*Problem statement*. Reproduce the entire listing word for word.

## begin Data shown

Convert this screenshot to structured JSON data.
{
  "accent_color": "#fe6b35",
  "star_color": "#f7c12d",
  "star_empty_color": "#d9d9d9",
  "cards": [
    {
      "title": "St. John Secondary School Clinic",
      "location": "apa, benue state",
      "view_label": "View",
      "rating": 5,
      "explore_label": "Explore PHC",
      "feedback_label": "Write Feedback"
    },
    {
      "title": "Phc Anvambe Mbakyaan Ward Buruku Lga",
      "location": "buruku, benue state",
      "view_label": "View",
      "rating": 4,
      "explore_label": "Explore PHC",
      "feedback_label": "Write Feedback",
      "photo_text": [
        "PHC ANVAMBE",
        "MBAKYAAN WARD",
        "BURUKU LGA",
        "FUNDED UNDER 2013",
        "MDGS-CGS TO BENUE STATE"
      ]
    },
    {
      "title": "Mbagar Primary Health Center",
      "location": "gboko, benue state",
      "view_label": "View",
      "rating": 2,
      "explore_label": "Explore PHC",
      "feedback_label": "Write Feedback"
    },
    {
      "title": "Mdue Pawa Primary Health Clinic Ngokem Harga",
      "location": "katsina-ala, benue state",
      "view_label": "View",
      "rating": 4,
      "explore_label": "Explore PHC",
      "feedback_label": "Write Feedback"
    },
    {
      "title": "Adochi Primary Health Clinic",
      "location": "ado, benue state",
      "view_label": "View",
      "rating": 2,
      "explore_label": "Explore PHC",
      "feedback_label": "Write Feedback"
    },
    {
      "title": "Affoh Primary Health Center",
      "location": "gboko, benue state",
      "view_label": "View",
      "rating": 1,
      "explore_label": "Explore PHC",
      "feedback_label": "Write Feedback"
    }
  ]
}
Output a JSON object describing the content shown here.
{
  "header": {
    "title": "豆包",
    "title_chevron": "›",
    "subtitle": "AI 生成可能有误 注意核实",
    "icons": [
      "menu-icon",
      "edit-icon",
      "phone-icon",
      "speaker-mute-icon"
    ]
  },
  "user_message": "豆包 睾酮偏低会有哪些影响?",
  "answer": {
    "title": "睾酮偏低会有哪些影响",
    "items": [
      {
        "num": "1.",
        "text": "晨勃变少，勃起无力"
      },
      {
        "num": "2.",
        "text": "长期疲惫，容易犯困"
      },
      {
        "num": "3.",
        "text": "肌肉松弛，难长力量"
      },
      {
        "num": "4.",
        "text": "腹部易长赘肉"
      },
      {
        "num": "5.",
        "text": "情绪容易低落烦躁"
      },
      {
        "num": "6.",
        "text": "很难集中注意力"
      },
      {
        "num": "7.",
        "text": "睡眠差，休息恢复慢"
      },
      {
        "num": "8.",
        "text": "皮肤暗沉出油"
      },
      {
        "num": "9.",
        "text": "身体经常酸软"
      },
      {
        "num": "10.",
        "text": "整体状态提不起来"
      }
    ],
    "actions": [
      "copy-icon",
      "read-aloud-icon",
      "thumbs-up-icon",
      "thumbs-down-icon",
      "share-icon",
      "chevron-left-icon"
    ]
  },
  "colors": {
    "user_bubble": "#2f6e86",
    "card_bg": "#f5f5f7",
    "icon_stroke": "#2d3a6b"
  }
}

## end Data shown

*Result of the task*.
Convert this screenshot to structured JSON data.
{
  "accent_color": "#fe6b35",
  "star_color": "#f7c12d",
  "star_empty_color": "#d9d9d9",
  "cards": [
    {
      "title": "St. John Secondary School Clinic",
      "location": "apa, benue state",
      "view_label": "View",
      "rating": 5,
      "explore_label": "Explore PHC",
      "feedback_label": "Write Feedback"
    },
    {
      "title": "Phc Anvambe Mbakyaan Ward Buruku Lga",
      "location": "buruku, benue state",
      "view_label": "View",
      "rating": 4,
      "explore_label": "Explore PHC",
      "feedback_label": "Write Feedback",
      "photo_text": [
        "PHC ANVAMBE",
        "MBAKYAAN WARD",
        "BURUKU LGA",
        "FUNDED UNDER 2013",
        "MDGS-CGS TO BENUE STATE"
      ]
    },
    {
      "title": "Mbagar Primary Health Center",
      "location": "gboko, benue state",
      "view_label": "View",
      "rating": 2,
      "explore_label": "Explore PHC",
      "feedback_label": "Write Feedback"
    },
    {
      "title": "Mdue Pawa Primary Health Clinic Ngokem Harga",
      "location": "katsina-ala, benue state",
      "view_label": "View",
      "rating": 4,
      "explore_label": "Explore PHC",
      "feedback_label": "Write Feedback"
    },
    {
      "title": "Adochi Primary Health Clinic",
      "location": "ado, benue state",
      "view_label": "View",
      "rating": 2,
      "explore_label": "Explore PHC",
      "feedback_label": "Write Feedback"
    },
    {
      "title": "Affoh Primary Health Center",
      "location": "gboko, benue state",
      "view_label": "View",
      "rating": 1,
      "explore_label": "Explore PHC",
      "feedback_label": "Write Feedback"
    }
  ]
}
Output a JSON object describing the content shown here.
{
  "header": {
    "title": "豆包",
    "title_chevron": "›",
    "subtitle": "AI 生成可能有误 注意核实",
    "icons": [
      "menu-icon",
      "edit-icon",
      "phone-icon",
      "speaker-mute-icon"
    ]
  },
  "user_message": "豆包 睾酮偏低会有哪些影响?",
  "answer": {
    "title": "睾酮偏低会有哪些影响",
    "items": [
      {
        "num": "1.",
        "text": "晨勃变少，勃起无力"
      },
      {
        "num": "2.",
        "text": "长期疲惫，容易犯困"
      },
      {
        "num": "3.",
        "text": "肌肉松弛，难长力量"
      },
      {
        "num": "4.",
        "text": "腹部易长赘肉"
      },
      {
        "num": "5.",
        "text": "情绪容易低落烦躁"
      },
      {
        "num": "6.",
        "text": "很难集中注意力"
      },
      {
        "num": "7.",
        "text": "睡眠差，休息恢复慢"
      },
      {
        "num": "8.",
        "text": "皮肤暗沉出油"
      },
      {
        "num": "9.",
        "text": "身体经常酸软"
      },
      {
        "num": "10.",
        "text": "整体状态提不起来"
      }
    ],
    "actions": [
      "copy-icon",
      "read-aloud-icon",
      "thumbs-up-icon",
      "thumbs-down-icon",
      "share-icon",
      "chevron-left-icon"
    ]
  },
  "colors": {
    "user_bubble": "#2f6e86",
    "card_bg": "#f5f5f7",
    "icon_stroke": "#2d3a6b"
  }
}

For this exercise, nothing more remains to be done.